* **Records provided**

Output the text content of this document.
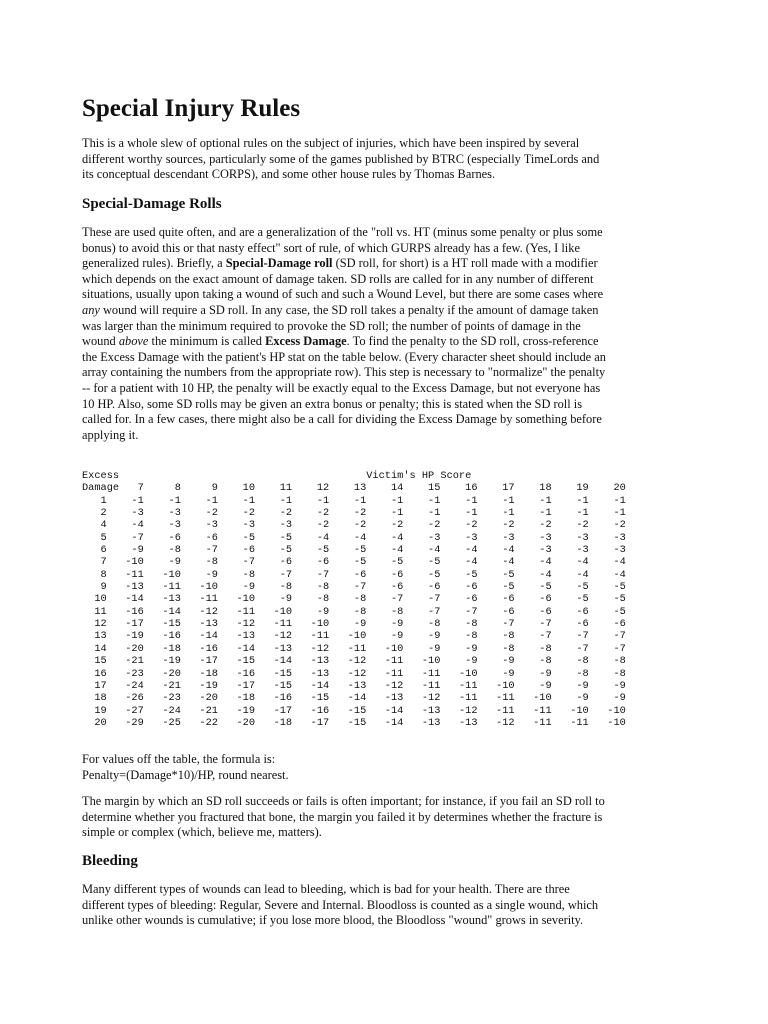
Special Injury Rules

This is a whole slew of optional rules on the subject of injuries, which have been inspired by several
different worthy sources, particularly some of the games published by BTRC (especially TimeLords and
its conceptual descendant CORPS), and some other house rules by Thomas Barnes.

Special-Damage Rolls

These are used quite often, and are a generalization of the "roll vs. HT (minus some penalty or plus some
bonus) to avoid this or that nasty effect" sort of rule, of which GURPS already has a few. (Yes, I like
generalized rules). Briefly, a Special-Damage roll (SD roll, for short) is a HT roll made with a modifier
which depends on the exact amount of damage taken. SD rolls are called for in any number of different
situations, usually upon taking a wound of such and such a Wound Level, but there are some cases where
any wound will require a SD roll. In any case, the SD roll takes a penalty if the amount of damage taken
was larger than the minimum required to provoke the SD roll; the number of points of damage in the
wound above the minimum is called Excess Damage. To find the penalty to the SD roll, cross-reference
the Excess Damage with the patient's HP stat on the table below. (Every character sheet should include an
array containing the numbers from the appropriate row). This step is necessary to "normalize" the penalty
-- for a patient with 10 HP, the penalty will be exactly equal to the Excess Damage, but not everyone has
10 HP. Also, some SD rolls may be given an extra bonus or penalty; this is stated when the SD roll is
called for. In a few cases, there might also be a call for dividing the Excess Damage by something before
applying it.

Excess	Victim's HP Score
Damage   7     8     9    10    11    12    13    14    15    16    17    18    19    20
1    -1    -1    -1    -1    -1    -1    -1    -1    -1    -1    -1    -1    -1    -1
2    -3    -3    -2    -2    -2    -2    -2    -1    -1    -1    -1    -1    -1    -1
4    -4    -3    -3    -3    -3    -2    -2    -2    -2    -2    -2    -2    -2    -2
5    -7    -6    -6    -5    -5    -4    -4    -4    -3    -3    -3    -3    -3    -3
6    -9    -8    -7    -6    -5    -5    -5    -4    -4    -4    -4    -3    -3    -3
7   -10    -9    -8    -7    -6    -6    -5    -5    -5    -4    -4    -4    -4    -4
8   -11   -10    -9    -8    -7    -7    -6    -6    -5    -5    -5    -4    -4    -4
9   -13   -11   -10    -9    -8    -8    -7    -6    -6    -6    -5    -5    -5    -5
10   -14   -13   -11   -10    -9    -8    -8    -7    -7    -6    -6    -6    -5    -5
11   -16   -14   -12   -11   -10    -9    -8    -8    -7    -7    -6    -6    -6    -5
12   -17   -15   -13   -12   -11   -10    -9    -9    -8    -8    -7    -7    -6    -6
13   -19   -16   -14   -13   -12   -11   -10    -9    -9    -8    -8    -7    -7    -7
14   -20   -18   -16   -14   -13   -12   -11   -10    -9    -9    -8    -8    -7    -7
15   -21   -19   -17   -15   -14   -13   -12   -11   -10    -9    -9    -8    -8    -8
16   -23   -20   -18   -16   -15   -13   -12   -11   -11   -10    -9    -9    -8    -8
17   -24   -21   -19   -17   -15   -14   -13   -12   -11   -11   -10    -9    -9    -9
18   -26   -23   -20   -18   -16   -15   -14   -13   -12   -11   -11   -10    -9    -9
19   -27   -24   -21   -19   -17   -16   -15   -14   -13   -12   -11   -11   -10   -10
20   -29   -25   -22   -20   -18   -17   -15   -14   -13   -13   -12   -11   -11   -10

For values off the table, the formula is:
Penalty=(Damage*10)/HP, round nearest.

The margin by which an SD roll succeeds or fails is often important; for instance, if you fail an SD roll to
determine whether you fractured that bone, the margin you failed it by determines whether the fracture is
simple or complex (which, believe me, matters).

Bleeding

Many different types of wounds can lead to bleeding, which is bad for your health. There are three
different types of bleeding: Regular, Severe and Internal. Bloodloss is counted as a single wound, which
unlike other wounds is cumulative; if you lose more blood, the Bloodloss "wound" grows in severity.
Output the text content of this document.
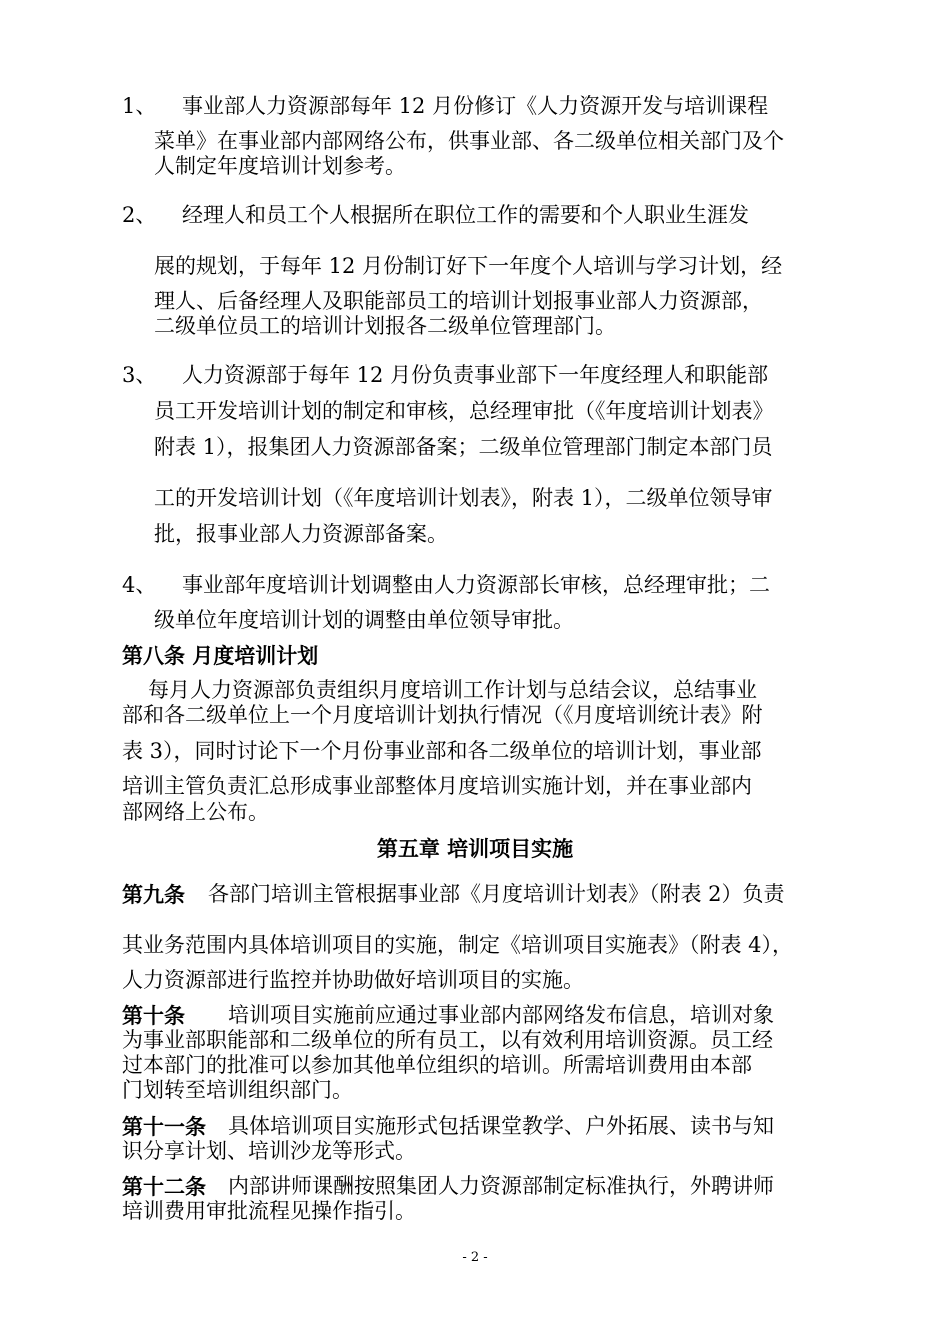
1、 事业部人力资源部每年 12 月份修订《人力资源开发与培训课程
菜单》在事业部内部网络公布，供事业部、各二级单位相关部门及个
人制定年度培训计划参考。
2、 经理人和员工个人根据所在职位工作的需要和个人职业生涯发
展的规划，于每年 12 月份制订好下一年度个人培训与学习计划，经
理人、后备经理人及职能部员工的培训计划报事业部人力资源部，
二级单位员工的培训计划报各二级单位管理部门。
3、 人力资源部于每年 12 月份负责事业部下一年度经理人和职能部
员工开发培训计划的制定和审核，总经理审批（《年度培训计划表》
附表 1），报集团人力资源部备案；二级单位管理部门制定本部门员
工的开发培训计划（《年度培训计划表》，附表 1），二级单位领导审
批，报事业部人力资源部备案。
4、 事业部年度培训计划调整由人力资源部长审核，总经理审批；二
级单位年度培训计划的调整由单位领导审批。
第八条 月度培训计划
每月人力资源部负责组织月度培训工作计划与总结会议，总结事业
部和各二级单位上一个月度培训计划执行情况（《月度培训统计表》附
表 3），同时讨论下一个月份事业部和各二级单位的培训计划，事业部
培训主管负责汇总形成事业部整体月度培训实施计划，并在事业部内
部网络上公布。
第五章 培训项目实施
第九条 各部门培训主管根据事业部《月度培训计划表》（附表 2）负责
其业务范围内具体培训项目的实施，制定《培训项目实施表》（附表 4），
人力资源部进行监控并协助做好培训项目的实施。
第十条 培训项目实施前应通过事业部内部网络发布信息，培训对象
为事业部职能部和二级单位的所有员工，以有效利用培训资源。员工经
过本部门的批准可以参加其他单位组织的培训。所需培训费用由本部
门划转至培训组织部门。
第十一条 具体培训项目实施形式包括课堂教学、户外拓展、读书与知
识分享计划、培训沙龙等形式。
第十二条 内部讲师课酬按照集团人力资源部制定标准执行，外聘讲师
培训费用审批流程见操作指引。
- 2 -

* **Stated problem**
Reproduce the entries above exactly. Do not include the images.

* **Written response**
Output the text content of this document.
Special Injury Rules

This is a whole slew of optional rules on the subject of injuries, which have been inspired by several
different worthy sources, particularly some of the games published by BTRC (especially TimeLords and
its conceptual descendant CORPS), and some other house rules by Thomas Barnes.

Special-Damage Rolls

These are used quite often, and are a generalization of the "roll vs. HT (minus some penalty or plus some
bonus) to avoid this or that nasty effect" sort of rule, of which GURPS already has a few. (Yes, I like
generalized rules). Briefly, a Special-Damage roll (SD roll, for short) is a HT roll made with a modifier
which depends on the exact amount of damage taken. SD rolls are called for in any number of different
situations, usually upon taking a wound of such and such a Wound Level, but there are some cases where
any wound will require a SD roll. In any case, the SD roll takes a penalty if the amount of damage taken
was larger than the minimum required to provoke the SD roll; the number of points of damage in the
wound above the minimum is called Excess Damage. To find the penalty to the SD roll, cross-reference
the Excess Damage with the patient's HP stat on the table below. (Every character sheet should include an
array containing the numbers from the appropriate row). This step is necessary to "normalize" the penalty
-- for a patient with 10 HP, the penalty will be exactly equal to the Excess Damage, but not everyone has
10 HP. Also, some SD rolls may be given an extra bonus or penalty; this is stated when the SD roll is
called for. In a few cases, there might also be a call for dividing the Excess Damage by something before
applying it.

Excess	Victim's HP Score
Damage   7     8     9    10    11    12    13    14    15    16    17    18    19    20
1    -1    -1    -1    -1    -1    -1    -1    -1    -1    -1    -1    -1    -1    -1
2    -3    -3    -2    -2    -2    -2    -2    -1    -1    -1    -1    -1    -1    -1
4    -4    -3    -3    -3    -3    -2    -2    -2    -2    -2    -2    -2    -2    -2
5    -7    -6    -6    -5    -5    -4    -4    -4    -3    -3    -3    -3    -3    -3
6    -9    -8    -7    -6    -5    -5    -5    -4    -4    -4    -4    -3    -3    -3
7   -10    -9    -8    -7    -6    -6    -5    -5    -5    -4    -4    -4    -4    -4
8   -11   -10    -9    -8    -7    -7    -6    -6    -5    -5    -5    -4    -4    -4
9   -13   -11   -10    -9    -8    -8    -7    -6    -6    -6    -5    -5    -5    -5
10   -14   -13   -11   -10    -9    -8    -8    -7    -7    -6    -6    -6    -5    -5
11   -16   -14   -12   -11   -10    -9    -8    -8    -7    -7    -6    -6    -6    -5
12   -17   -15   -13   -12   -11   -10    -9    -9    -8    -8    -7    -7    -6    -6
13   -19   -16   -14   -13   -12   -11   -10    -9    -9    -8    -8    -7    -7    -7
14   -20   -18   -16   -14   -13   -12   -11   -10    -9    -9    -8    -8    -7    -7
15   -21   -19   -17   -15   -14   -13   -12   -11   -10    -9    -9    -8    -8    -8
16   -23   -20   -18   -16   -15   -13   -12   -11   -11   -10    -9    -9    -8    -8
17   -24   -21   -19   -17   -15   -14   -13   -12   -11   -11   -10    -9    -9    -9
18   -26   -23   -20   -18   -16   -15   -14   -13   -12   -11   -11   -10    -9    -9
19   -27   -24   -21   -19   -17   -16   -15   -14   -13   -12   -11   -11   -10   -10
20   -29   -25   -22   -20   -18   -17   -15   -14   -13   -13   -12   -11   -11   -10

For values off the table, the formula is:
Penalty=(Damage*10)/HP, round nearest.

The margin by which an SD roll succeeds or fails is often important; for instance, if you fail an SD roll to
determine whether you fractured that bone, the margin you failed it by determines whether the fracture is
simple or complex (which, believe me, matters).

Bleeding

Many different types of wounds can lead to bleeding, which is bad for your health. There are three
different types of bleeding: Regular, Severe and Internal. Bloodloss is counted as a single wound, which
unlike other wounds is cumulative; if you lose more blood, the Bloodloss "wound" grows in severity.
Output the text content of this document.
1、 事业部人力资源部每年 12 月份修订《人力资源开发与培训课程
菜单》在事业部内部网络公布，供事业部、各二级单位相关部门及个
人制定年度培训计划参考。
2、 经理人和员工个人根据所在职位工作的需要和个人职业生涯发
展的规划，于每年 12 月份制订好下一年度个人培训与学习计划，经
理人、后备经理人及职能部员工的培训计划报事业部人力资源部，
二级单位员工的培训计划报各二级单位管理部门。
3、 人力资源部于每年 12 月份负责事业部下一年度经理人和职能部
员工开发培训计划的制定和审核，总经理审批（《年度培训计划表》
附表 1），报集团人力资源部备案；二级单位管理部门制定本部门员
工的开发培训计划（《年度培训计划表》，附表 1），二级单位领导审
批，报事业部人力资源部备案。
4、 事业部年度培训计划调整由人力资源部长审核，总经理审批；二
级单位年度培训计划的调整由单位领导审批。
第八条 月度培训计划
每月人力资源部负责组织月度培训工作计划与总结会议，总结事业
部和各二级单位上一个月度培训计划执行情况（《月度培训统计表》附
表 3），同时讨论下一个月份事业部和各二级单位的培训计划，事业部
培训主管负责汇总形成事业部整体月度培训实施计划，并在事业部内
部网络上公布。
第五章 培训项目实施
第九条 各部门培训主管根据事业部《月度培训计划表》（附表 2）负责
其业务范围内具体培训项目的实施，制定《培训项目实施表》（附表 4），
人力资源部进行监控并协助做好培训项目的实施。
第十条 培训项目实施前应通过事业部内部网络发布信息，培训对象
为事业部职能部和二级单位的所有员工，以有效利用培训资源。员工经
过本部门的批准可以参加其他单位组织的培训。所需培训费用由本部
门划转至培训组织部门。
第十一条 具体培训项目实施形式包括课堂教学、户外拓展、读书与知
识分享计划、培训沙龙等形式。
第十二条 内部讲师课酬按照集团人力资源部制定标准执行，外聘讲师
培训费用审批流程见操作指引。
- 2 -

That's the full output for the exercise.